AIM OF THE TASK. How would you say this sentence from the Louise Overacker biography in Spanish: "She specialized in the study of money in politics, United States presidential primaries, and comparative party systems, particularly those of Australia, New Zealand, and the United Kingdom."

- Born: November 18, 1891 Centreville, California
- Died: April 26, 1982 (aged 90) Los Gatos, California
- Education: Stanford University; University of Chicago;
- Awards: John Simon Guggenheim Fellowship
- Scientific career
- Fields: Political science;
- Workplaces: Bureau of Efficiency; YMCA; Wilson College; Wellesley College; University of California, Los Angeles; Inter-American University;
- Doctoral advisor: Charles Edward Merriam

= Louise Overacker =

American political scientist (1891–1982)

Louise Overacker (November 18, 1891—April 26, 1982) was an American political scientist. She specialized in the study of money in politics, United States presidential primaries, and comparative party systems, particularly those of Australia, New Zealand, and the United Kingdom. She was one of the first professors to teach government at Wellesley College, where she was a faculty member from 1925 until 1957, and helped to establish the Wellesley Department of Political Science in 1940.

DATA SHOWN.

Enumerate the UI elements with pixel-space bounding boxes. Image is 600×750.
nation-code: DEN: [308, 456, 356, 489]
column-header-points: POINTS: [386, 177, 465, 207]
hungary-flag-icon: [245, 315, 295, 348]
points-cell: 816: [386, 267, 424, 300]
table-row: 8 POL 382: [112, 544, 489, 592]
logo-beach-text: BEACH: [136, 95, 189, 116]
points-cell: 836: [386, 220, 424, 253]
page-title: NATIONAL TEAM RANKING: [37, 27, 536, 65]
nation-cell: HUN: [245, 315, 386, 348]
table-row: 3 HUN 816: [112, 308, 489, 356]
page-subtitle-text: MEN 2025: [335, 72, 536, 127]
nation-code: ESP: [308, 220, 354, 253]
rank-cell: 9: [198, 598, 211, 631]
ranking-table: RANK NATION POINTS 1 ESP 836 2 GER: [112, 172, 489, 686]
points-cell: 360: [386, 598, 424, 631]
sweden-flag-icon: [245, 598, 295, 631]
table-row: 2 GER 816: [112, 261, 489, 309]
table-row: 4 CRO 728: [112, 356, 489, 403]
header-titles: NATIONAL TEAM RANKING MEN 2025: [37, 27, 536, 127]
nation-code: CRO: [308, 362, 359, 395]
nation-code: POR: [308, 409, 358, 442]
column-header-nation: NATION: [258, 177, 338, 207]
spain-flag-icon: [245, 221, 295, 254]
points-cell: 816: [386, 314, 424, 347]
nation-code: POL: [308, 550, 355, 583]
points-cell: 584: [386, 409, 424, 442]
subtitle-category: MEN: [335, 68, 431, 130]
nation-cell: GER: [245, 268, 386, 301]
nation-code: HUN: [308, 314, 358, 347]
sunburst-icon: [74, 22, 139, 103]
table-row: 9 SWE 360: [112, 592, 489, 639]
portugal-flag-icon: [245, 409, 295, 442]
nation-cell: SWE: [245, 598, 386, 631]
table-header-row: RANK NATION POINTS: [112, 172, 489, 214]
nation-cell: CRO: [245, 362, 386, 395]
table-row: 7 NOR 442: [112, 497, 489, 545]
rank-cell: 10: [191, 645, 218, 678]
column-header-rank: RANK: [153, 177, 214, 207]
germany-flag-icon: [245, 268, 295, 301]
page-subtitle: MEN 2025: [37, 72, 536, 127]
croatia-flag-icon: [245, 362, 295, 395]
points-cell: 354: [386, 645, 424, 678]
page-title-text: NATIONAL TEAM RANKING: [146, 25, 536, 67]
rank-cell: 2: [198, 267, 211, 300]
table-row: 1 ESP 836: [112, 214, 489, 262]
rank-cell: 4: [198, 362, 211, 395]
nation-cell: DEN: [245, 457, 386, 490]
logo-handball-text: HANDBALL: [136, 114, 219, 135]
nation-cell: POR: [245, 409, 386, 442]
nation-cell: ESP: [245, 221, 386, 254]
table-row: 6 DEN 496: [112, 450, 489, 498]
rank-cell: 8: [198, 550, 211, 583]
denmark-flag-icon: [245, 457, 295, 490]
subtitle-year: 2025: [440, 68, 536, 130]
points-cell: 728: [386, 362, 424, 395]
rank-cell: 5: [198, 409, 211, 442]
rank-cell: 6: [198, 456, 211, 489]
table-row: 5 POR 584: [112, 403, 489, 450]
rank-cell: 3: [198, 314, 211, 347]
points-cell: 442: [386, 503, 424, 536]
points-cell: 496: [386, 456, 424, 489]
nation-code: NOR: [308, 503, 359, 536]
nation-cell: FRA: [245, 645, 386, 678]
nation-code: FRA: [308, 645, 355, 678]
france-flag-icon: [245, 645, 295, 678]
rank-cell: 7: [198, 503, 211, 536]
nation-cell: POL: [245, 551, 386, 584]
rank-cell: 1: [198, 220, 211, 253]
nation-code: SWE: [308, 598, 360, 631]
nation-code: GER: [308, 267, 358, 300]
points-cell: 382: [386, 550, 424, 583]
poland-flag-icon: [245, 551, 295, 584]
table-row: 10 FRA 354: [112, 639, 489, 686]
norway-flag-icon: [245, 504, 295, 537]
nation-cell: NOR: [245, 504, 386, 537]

SOLUTION. Se especializó en el estudio del dinero en la política, las elecciones primarias presidenciales de los Estados Unidos y los sistemas de partidos comparados, en particular los de Australia, Nueva Zelanda y el Reino Unido.